> **Written instruction**
Please transcribe the listing below in full and word for word, without its pictures.

(Figure record listings)
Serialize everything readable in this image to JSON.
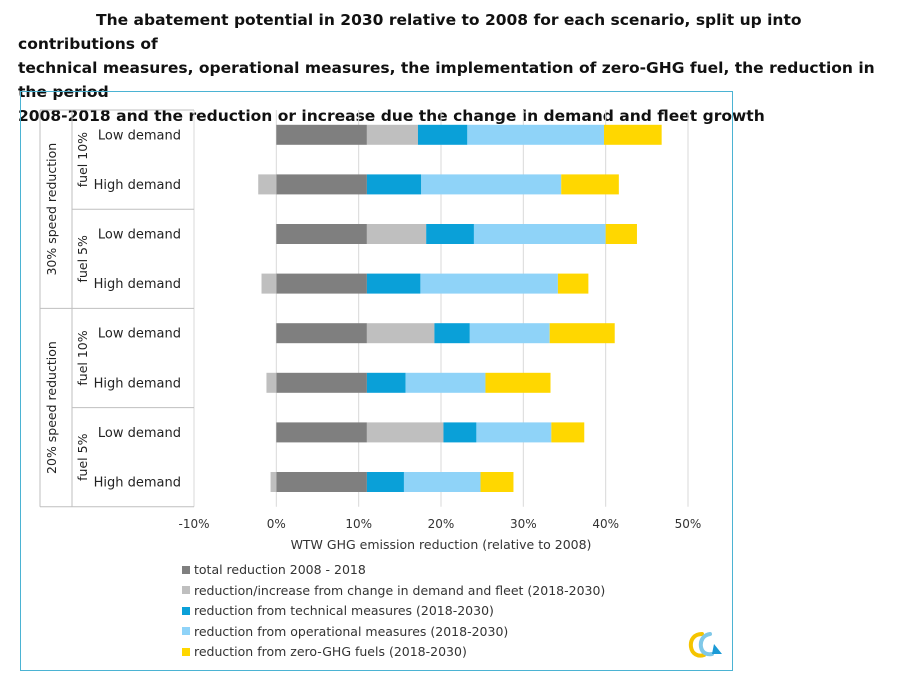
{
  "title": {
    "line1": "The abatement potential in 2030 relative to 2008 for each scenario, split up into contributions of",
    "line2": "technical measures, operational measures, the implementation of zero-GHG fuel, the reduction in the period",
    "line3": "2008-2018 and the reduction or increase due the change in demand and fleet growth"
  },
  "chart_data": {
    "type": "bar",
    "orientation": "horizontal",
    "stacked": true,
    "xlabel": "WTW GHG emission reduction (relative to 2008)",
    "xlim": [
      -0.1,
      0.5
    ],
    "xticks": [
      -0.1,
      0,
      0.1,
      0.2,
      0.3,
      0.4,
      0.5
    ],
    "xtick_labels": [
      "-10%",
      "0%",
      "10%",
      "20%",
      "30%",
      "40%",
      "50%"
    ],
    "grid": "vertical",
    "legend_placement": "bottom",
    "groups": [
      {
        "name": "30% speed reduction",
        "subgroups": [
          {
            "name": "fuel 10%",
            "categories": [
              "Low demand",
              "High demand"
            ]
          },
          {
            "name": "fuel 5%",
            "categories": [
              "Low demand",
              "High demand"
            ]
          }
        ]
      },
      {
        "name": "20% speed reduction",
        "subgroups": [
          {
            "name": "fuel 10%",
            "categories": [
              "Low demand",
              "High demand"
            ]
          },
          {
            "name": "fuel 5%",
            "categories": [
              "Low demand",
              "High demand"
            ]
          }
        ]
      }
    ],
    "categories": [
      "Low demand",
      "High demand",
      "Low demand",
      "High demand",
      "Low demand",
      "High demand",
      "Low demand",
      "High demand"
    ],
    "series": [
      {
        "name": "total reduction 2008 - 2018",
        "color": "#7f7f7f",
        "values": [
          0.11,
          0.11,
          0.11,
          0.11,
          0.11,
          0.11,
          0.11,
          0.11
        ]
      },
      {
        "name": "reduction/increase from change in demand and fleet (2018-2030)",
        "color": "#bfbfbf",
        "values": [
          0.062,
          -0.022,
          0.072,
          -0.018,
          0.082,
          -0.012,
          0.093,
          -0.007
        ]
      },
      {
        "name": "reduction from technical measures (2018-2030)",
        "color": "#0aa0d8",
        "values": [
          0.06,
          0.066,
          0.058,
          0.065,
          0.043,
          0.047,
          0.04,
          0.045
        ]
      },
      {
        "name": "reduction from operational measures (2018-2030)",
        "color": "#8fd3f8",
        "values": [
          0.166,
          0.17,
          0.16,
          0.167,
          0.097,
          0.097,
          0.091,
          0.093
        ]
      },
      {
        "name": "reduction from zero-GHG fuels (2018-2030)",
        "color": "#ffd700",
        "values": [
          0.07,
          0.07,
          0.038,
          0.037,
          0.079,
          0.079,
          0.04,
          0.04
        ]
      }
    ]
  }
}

> **Task answer**
Serialize everything readable in this image to JSON.
{
  "title": {
    "line1": "The abatement potential in 2030 relative to 2008 for each scenario, split up into contributions of",
    "line2": "technical measures, operational measures, the implementation of zero-GHG fuel, the reduction in the period",
    "line3": "2008-2018 and the reduction or increase due the change in demand and fleet growth"
  },
  "chart_data": {
    "type": "bar",
    "orientation": "horizontal",
    "stacked": true,
    "xlabel": "WTW GHG emission reduction (relative to 2008)",
    "xlim": [
      -0.1,
      0.5
    ],
    "xticks": [
      -0.1,
      0,
      0.1,
      0.2,
      0.3,
      0.4,
      0.5
    ],
    "xtick_labels": [
      "-10%",
      "0%",
      "10%",
      "20%",
      "30%",
      "40%",
      "50%"
    ],
    "grid": "vertical",
    "legend_placement": "bottom",
    "groups": [
      {
        "name": "30% speed reduction",
        "subgroups": [
          {
            "name": "fuel 10%",
            "categories": [
              "Low demand",
              "High demand"
            ]
          },
          {
            "name": "fuel 5%",
            "categories": [
              "Low demand",
              "High demand"
            ]
          }
        ]
      },
      {
        "name": "20% speed reduction",
        "subgroups": [
          {
            "name": "fuel 10%",
            "categories": [
              "Low demand",
              "High demand"
            ]
          },
          {
            "name": "fuel 5%",
            "categories": [
              "Low demand",
              "High demand"
            ]
          }
        ]
      }
    ],
    "categories": [
      "Low demand",
      "High demand",
      "Low demand",
      "High demand",
      "Low demand",
      "High demand",
      "Low demand",
      "High demand"
    ],
    "series": [
      {
        "name": "total reduction 2008 - 2018",
        "color": "#7f7f7f",
        "values": [
          0.11,
          0.11,
          0.11,
          0.11,
          0.11,
          0.11,
          0.11,
          0.11
        ]
      },
      {
        "name": "reduction/increase from change in demand and fleet (2018-2030)",
        "color": "#bfbfbf",
        "values": [
          0.062,
          -0.022,
          0.072,
          -0.018,
          0.082,
          -0.012,
          0.093,
          -0.007
        ]
      },
      {
        "name": "reduction from technical measures (2018-2030)",
        "color": "#0aa0d8",
        "values": [
          0.06,
          0.066,
          0.058,
          0.065,
          0.043,
          0.047,
          0.04,
          0.045
        ]
      },
      {
        "name": "reduction from operational measures (2018-2030)",
        "color": "#8fd3f8",
        "values": [
          0.166,
          0.17,
          0.16,
          0.167,
          0.097,
          0.097,
          0.091,
          0.093
        ]
      },
      {
        "name": "reduction from zero-GHG fuels (2018-2030)",
        "color": "#ffd700",
        "values": [
          0.07,
          0.07,
          0.038,
          0.037,
          0.079,
          0.079,
          0.04,
          0.04
        ]
      }
    ]
  }
}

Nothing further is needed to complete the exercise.